Goal — Each record must be reproduced exactly as it is shown.

************

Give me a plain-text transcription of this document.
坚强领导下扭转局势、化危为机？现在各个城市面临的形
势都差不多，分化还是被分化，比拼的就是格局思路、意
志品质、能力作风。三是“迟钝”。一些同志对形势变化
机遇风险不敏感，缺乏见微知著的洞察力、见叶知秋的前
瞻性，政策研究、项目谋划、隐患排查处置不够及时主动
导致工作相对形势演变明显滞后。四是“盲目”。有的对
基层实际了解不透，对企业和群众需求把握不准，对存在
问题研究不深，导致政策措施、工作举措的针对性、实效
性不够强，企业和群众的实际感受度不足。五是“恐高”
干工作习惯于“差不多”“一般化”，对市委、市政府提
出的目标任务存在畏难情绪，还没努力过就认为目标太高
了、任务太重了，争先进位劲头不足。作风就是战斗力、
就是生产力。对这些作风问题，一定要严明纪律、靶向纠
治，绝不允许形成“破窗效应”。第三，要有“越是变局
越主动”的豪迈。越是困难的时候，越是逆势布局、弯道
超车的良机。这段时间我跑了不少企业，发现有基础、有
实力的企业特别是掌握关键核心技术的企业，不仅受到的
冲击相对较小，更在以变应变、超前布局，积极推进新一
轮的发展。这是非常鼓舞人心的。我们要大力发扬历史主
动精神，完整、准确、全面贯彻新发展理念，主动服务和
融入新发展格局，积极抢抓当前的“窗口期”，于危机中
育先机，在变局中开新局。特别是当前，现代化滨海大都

************

Exercise response —
Give me a plain-text transcription of this document.
坚强领导下扭转局势、化危为机？现在各个城市面临的形
势都差不多，分化还是被分化，比拼的就是格局思路、意
志品质、能力作风。三是“迟钝”。一些同志对形势变化
机遇风险不敏感，缺乏见微知著的洞察力、见叶知秋的前
瞻性，政策研究、项目谋划、隐患排查处置不够及时主动
导致工作相对形势演变明显滞后。四是“盲目”。有的对
基层实际了解不透，对企业和群众需求把握不准，对存在
问题研究不深，导致政策措施、工作举措的针对性、实效
性不够强，企业和群众的实际感受度不足。五是“恐高”
干工作习惯于“差不多”“一般化”，对市委、市政府提
出的目标任务存在畏难情绪，还没努力过就认为目标太高
了、任务太重了，争先进位劲头不足。作风就是战斗力、
就是生产力。对这些作风问题，一定要严明纪律、靶向纠
治，绝不允许形成“破窗效应”。第三，要有“越是变局
越主动”的豪迈。越是困难的时候，越是逆势布局、弯道
超车的良机。这段时间我跑了不少企业，发现有基础、有
实力的企业特别是掌握关键核心技术的企业，不仅受到的
冲击相对较小，更在以变应变、超前布局，积极推进新一
轮的发展。这是非常鼓舞人心的。我们要大力发扬历史主
动精神，完整、准确、全面贯彻新发展理念，主动服务和
融入新发展格局，积极抢抓当前的“窗口期”，于危机中
育先机，在变局中开新局。特别是当前，现代化滨海大都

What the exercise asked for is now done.